Dealing with “Really Big” Images: Viewing

I'd like to welcome guest blogger Brendan Hannigan, a MathWorks developer who worked on improving our set of large-image tools over the course of several releases.

Contents

I want to thank Steve for letting me guest blog about some recent work we did to help our large data users work with their imagery in MATLAB using the Image Processing Toolbox.

Several releases ago, we had been hearing from customers that they had "really big" images that they couldn't work with because they were too large to load into memory. How big are these images? "VERY big", they assured us. They couldn't even LOOK at them, much less operate on them in MATLAB! They could do nothing! They were very frustrated. Well, over the never several releases we worked hard to provide better tools to help these customers out.

::::::

Work instruction A
Repeat the stretch of the post on viewing really big images from "Several releases ago, we" through "these customers out.".
Work instruction B
Sum up the post on viewing really big images in two sentences.
Work instruction C
Write the next part of the post on viewing really big images, picking up after its last sentence.
The items that follow the text come from a different source.

::::::

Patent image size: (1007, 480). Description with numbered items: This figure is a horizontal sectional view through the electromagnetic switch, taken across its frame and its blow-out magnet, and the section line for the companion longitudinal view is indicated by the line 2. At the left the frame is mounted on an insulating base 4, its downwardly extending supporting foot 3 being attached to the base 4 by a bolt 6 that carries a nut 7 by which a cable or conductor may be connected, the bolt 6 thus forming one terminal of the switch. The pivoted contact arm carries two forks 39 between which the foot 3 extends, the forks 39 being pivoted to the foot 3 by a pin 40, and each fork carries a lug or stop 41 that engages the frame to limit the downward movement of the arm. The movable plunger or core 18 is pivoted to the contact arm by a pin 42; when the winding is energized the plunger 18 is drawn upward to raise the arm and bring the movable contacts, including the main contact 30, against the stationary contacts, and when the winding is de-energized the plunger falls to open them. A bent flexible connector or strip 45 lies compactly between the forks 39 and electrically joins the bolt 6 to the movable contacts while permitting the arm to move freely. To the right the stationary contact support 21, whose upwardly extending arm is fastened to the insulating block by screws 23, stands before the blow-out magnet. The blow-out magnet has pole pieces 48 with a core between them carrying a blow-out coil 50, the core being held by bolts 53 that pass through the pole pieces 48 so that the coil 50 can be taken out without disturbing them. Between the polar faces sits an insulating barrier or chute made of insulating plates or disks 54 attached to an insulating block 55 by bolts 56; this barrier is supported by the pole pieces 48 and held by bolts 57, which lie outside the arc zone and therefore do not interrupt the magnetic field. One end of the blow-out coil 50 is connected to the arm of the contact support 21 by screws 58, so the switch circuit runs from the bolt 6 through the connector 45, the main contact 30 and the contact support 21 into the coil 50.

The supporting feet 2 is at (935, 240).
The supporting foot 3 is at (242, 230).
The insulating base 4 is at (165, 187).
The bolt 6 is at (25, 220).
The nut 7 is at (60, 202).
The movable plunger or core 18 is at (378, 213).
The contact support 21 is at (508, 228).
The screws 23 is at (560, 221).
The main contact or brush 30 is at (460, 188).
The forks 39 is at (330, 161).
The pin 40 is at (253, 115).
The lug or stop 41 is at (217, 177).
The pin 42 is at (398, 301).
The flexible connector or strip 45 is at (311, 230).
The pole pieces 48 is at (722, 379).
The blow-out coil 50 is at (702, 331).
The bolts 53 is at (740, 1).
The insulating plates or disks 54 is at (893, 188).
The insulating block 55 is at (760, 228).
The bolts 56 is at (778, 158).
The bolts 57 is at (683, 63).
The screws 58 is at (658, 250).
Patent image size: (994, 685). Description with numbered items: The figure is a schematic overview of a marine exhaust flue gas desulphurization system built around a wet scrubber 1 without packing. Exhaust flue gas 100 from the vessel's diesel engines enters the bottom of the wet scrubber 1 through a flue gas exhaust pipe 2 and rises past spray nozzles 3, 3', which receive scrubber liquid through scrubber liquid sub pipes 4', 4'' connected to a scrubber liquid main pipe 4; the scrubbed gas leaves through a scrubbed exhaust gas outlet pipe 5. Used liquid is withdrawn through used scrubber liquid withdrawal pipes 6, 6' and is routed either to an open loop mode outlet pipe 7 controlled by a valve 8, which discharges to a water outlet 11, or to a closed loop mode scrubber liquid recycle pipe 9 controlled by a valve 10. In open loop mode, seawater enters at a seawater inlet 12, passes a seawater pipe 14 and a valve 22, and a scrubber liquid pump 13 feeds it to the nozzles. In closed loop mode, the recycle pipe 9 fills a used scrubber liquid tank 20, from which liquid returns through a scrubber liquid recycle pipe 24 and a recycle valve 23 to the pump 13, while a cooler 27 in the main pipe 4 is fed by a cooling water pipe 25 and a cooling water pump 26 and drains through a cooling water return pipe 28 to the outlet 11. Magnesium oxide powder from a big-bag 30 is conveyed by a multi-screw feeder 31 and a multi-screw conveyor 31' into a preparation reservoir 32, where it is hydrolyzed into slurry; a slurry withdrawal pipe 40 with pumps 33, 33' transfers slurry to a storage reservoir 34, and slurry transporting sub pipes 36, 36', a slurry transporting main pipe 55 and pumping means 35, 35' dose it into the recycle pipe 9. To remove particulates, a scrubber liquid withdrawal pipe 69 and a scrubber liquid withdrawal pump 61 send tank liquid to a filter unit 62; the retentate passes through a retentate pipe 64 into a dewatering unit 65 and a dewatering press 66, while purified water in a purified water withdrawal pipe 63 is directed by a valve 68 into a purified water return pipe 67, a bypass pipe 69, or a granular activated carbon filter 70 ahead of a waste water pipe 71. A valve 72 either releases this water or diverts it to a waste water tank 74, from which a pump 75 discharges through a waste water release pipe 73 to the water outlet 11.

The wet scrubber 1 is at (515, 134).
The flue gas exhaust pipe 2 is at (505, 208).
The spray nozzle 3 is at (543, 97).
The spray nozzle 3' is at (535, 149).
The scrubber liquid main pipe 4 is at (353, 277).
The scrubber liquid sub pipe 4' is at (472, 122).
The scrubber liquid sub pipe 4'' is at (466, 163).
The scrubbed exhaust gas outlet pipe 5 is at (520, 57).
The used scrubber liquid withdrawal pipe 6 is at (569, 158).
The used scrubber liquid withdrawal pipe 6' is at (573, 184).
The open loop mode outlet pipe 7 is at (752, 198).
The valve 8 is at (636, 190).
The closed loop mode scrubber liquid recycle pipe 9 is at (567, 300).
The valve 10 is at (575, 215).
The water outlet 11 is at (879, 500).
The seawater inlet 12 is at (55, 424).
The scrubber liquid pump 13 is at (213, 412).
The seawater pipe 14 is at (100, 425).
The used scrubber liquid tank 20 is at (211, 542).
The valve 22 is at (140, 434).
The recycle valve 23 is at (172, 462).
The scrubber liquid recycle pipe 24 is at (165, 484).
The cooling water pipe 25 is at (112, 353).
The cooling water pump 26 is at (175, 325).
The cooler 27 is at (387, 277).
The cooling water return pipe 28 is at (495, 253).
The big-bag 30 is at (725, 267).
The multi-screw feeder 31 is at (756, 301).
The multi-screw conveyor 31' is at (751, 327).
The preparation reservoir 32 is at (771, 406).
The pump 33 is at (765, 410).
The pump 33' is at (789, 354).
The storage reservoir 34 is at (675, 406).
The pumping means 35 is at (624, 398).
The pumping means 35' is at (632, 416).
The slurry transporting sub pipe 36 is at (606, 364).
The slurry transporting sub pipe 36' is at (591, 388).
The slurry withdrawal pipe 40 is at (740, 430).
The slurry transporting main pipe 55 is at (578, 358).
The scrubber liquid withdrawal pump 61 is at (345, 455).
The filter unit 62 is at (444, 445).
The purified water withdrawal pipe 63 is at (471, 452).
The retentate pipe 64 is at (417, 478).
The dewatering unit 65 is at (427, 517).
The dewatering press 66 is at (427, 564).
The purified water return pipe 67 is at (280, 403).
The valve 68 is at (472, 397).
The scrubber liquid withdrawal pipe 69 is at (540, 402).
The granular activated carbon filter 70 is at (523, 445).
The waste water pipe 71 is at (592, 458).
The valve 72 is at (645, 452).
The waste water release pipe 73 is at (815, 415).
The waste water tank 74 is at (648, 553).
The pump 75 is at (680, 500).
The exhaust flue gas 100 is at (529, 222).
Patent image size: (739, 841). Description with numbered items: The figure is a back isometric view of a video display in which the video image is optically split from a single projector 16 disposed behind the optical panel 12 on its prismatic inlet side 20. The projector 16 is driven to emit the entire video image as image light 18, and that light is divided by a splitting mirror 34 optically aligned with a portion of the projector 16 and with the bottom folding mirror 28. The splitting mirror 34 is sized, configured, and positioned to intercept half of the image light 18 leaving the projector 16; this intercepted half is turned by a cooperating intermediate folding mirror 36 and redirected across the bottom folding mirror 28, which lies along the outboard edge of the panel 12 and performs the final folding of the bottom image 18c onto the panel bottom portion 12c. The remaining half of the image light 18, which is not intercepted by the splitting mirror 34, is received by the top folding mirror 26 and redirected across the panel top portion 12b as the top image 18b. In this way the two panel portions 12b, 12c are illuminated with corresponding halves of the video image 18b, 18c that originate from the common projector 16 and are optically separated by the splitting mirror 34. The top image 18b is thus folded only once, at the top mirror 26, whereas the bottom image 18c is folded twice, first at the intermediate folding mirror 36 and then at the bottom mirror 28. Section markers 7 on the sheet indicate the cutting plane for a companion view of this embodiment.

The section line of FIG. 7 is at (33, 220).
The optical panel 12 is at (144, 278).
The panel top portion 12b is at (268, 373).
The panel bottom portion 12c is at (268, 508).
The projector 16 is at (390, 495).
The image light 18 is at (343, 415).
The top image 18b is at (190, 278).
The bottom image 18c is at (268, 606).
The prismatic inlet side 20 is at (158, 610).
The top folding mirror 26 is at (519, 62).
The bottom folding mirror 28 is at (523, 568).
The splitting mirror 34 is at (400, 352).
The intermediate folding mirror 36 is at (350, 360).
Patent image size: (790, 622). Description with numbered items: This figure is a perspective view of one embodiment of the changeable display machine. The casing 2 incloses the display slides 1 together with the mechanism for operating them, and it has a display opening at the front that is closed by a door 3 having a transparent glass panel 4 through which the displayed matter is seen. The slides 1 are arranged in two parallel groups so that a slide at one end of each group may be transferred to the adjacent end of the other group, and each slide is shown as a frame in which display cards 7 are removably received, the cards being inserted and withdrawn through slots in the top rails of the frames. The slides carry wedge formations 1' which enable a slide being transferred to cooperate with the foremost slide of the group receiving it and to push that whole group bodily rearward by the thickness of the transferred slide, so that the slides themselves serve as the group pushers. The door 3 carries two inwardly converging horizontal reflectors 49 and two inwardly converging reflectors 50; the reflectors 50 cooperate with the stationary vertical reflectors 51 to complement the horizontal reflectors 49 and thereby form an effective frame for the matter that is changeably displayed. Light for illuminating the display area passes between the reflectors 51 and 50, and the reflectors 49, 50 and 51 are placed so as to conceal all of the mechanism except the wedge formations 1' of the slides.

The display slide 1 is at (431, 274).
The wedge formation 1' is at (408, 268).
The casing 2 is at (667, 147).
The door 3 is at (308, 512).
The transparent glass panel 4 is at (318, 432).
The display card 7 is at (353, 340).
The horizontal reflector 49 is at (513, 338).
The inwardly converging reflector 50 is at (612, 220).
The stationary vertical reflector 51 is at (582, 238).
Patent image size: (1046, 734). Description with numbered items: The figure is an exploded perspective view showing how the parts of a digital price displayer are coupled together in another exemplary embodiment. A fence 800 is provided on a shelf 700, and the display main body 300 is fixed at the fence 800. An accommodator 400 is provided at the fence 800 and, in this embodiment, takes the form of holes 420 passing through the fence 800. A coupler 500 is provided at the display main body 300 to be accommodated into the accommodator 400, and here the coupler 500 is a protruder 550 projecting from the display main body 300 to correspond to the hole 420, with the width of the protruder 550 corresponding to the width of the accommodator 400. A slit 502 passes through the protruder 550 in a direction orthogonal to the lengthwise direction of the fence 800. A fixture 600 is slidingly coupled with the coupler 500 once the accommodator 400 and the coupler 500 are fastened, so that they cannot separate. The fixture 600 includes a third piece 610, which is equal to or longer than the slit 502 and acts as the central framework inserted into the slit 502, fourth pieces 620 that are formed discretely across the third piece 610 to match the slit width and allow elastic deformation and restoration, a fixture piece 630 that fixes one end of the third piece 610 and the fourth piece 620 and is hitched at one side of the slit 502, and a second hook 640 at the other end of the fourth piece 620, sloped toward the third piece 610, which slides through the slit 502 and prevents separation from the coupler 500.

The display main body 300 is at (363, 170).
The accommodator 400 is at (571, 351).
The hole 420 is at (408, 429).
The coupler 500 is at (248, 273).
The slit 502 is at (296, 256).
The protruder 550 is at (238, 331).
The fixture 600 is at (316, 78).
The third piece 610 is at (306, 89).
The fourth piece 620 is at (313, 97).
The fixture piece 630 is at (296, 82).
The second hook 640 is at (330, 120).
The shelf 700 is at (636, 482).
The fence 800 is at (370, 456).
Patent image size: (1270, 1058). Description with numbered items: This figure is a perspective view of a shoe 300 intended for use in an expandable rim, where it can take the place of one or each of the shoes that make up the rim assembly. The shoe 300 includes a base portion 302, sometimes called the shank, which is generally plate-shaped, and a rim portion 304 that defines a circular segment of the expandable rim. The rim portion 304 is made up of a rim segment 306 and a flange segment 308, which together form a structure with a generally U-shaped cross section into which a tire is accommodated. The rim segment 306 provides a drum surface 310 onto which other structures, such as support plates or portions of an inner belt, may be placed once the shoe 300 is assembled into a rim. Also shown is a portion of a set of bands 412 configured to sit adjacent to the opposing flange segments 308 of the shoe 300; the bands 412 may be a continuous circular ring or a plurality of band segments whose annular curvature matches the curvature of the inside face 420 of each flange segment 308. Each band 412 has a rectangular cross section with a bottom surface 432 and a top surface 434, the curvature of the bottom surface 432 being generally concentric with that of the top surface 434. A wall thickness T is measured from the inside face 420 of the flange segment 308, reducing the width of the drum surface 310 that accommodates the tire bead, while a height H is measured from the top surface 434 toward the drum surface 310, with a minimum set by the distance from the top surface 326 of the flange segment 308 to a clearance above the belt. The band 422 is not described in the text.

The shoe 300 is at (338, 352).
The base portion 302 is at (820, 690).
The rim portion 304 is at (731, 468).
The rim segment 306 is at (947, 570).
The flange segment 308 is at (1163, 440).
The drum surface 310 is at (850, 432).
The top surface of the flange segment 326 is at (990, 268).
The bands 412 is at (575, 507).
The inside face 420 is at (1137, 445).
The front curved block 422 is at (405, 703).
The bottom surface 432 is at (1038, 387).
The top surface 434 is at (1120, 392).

::::::

Exercise answer A
Several releases ago, we had been hearing from customers that they had "really big" images that they couldn't work with because they were too large to load into memory. How big are these images? "VERY big", they assured us. They couldn't even LOOK at them, much less operate on them in MATLAB! They could do nothing! They were very frustrated. Well, over the never several releases we worked hard to provide better tools to help these customers out.

Exercise answer B
MathWorks developer Brendan Hannigan writes as a guest blogger about work to help large-data users handle their imagery in MATLAB with the Image Processing Toolbox. Customers had reported images too large to load into memory or even look at, so over several releases the team worked to provide better tools for them.

Exercise answer C
Over the next few weeks I'll discuss a series of (relatively) new features that have taken these users from hitting Out of Memory errors at every turn, to being able to visually explore their large imagery in a smooth, interactive tool, to being able to process their images incrementally from disc, all while working with arbitrarily large images of arbitrary file format! A much improved workflow!

For this example we'll be working with a (relatively) large TIFF file that ships with the Mapping Toolbox, boston.tif. This file is only about 37 MB in memory, so not problematic in itself, but the tools I discuss here will scale to any size image.

tiff_filename = 'boston.tif';
imfinfo(tiff_filename)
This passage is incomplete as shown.